_What to work on:_
Put the lines below into a Markdown table with the columns Row and Line, numbering each row and leaving out any blank lines.

[Annotated element listings]
======

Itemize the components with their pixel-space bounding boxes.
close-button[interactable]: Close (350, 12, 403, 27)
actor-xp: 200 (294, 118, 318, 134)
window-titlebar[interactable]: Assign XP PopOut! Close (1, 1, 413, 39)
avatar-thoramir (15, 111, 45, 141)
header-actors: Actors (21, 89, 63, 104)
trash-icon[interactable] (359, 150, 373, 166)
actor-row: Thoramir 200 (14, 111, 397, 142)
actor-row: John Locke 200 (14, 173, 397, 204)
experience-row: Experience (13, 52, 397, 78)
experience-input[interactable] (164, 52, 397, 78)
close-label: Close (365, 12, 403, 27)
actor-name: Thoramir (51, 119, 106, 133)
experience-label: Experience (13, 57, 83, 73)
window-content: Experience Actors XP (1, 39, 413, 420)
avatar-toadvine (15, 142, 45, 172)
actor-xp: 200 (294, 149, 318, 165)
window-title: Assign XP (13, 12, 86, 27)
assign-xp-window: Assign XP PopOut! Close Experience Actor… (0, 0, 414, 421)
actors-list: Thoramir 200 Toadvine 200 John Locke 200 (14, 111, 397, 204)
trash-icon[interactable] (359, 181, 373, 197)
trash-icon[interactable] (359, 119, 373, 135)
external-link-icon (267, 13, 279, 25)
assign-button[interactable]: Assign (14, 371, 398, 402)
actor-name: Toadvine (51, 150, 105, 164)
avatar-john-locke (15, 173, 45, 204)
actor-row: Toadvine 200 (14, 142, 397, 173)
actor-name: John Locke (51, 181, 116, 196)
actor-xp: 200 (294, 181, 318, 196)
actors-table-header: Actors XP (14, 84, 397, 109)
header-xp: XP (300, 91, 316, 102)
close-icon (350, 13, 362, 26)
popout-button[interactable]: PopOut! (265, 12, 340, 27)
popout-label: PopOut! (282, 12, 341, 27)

======

_Task result:_
| Row | Line |
|---|---|
| 1 | Itemize the components with their pixel-space bounding boxes. |
| 2 | close-button[interactable]: Close (350, 12, 403, 27) |
| 3 | actor-xp: 200 (294, 118, 318, 134) |
| 4 | window-titlebar[interactable]: Assign XP PopOut! Close (1, 1, 413, 39) |
| 5 | avatar-thoramir (15, 111, 45, 141) |
| 6 | header-actors: Actors (21, 89, 63, 104) |
| 7 | trash-icon[interactable] (359, 150, 373, 166) |
| 8 | actor-row: Thoramir 200 (14, 111, 397, 142) |
| 9 | actor-row: John Locke 200 (14, 173, 397, 204) |
| 10 | experience-row: Experience (13, 52, 397, 78) |
| 11 | experience-input[interactable] (164, 52, 397, 78) |
| 12 | close-label: Close (365, 12, 403, 27) |
| 13 | actor-name: Thoramir (51, 119, 106, 133) |
| 14 | experience-label: Experience (13, 57, 83, 73) |
| 15 | window-content: Experience Actors XP (1, 39, 413, 420) |
| 16 | avatar-toadvine (15, 142, 45, 172) |
| 17 | actor-xp: 200 (294, 149, 318, 165) |
| 18 | window-title: Assign XP (13, 12, 86, 27) |
| 19 | assign-xp-window: Assign XP PopOut! Close Experience Actor… (0, 0, 414, 421) |
| 20 | actors-list: Thoramir 200 Toadvine 200 John Locke 200 (14, 111, 397, 204) |
| 21 | trash-icon[interactable] (359, 181, 373, 197) |
| 22 | trash-icon[interactable] (359, 119, 373, 135) |
| 23 | external-link-icon (267, 13, 279, 25) |
| 24 | assign-button[interactable]: Assign (14, 371, 398, 402) |
| 25 | actor-name: Toadvine (51, 150, 105, 164) |
| 26 | avatar-john-locke (15, 173, 45, 204) |
| 27 | actor-row: Toadvine 200 (14, 142, 397, 173) |
| 28 | actor-name: John Locke (51, 181, 116, 196) |
| 29 | actor-xp: 200 (294, 181, 318, 196) |
| 30 | actors-table-header: Actors XP (14, 84, 397, 109) |
| 31 | header-xp: XP (300, 91, 316, 102) |
| 32 | close-icon (350, 13, 362, 26) |
| 33 | popout-button[interactable]: PopOut! (265, 12, 340, 27) |
| 34 | popout-label: PopOut! (282, 12, 341, 27) |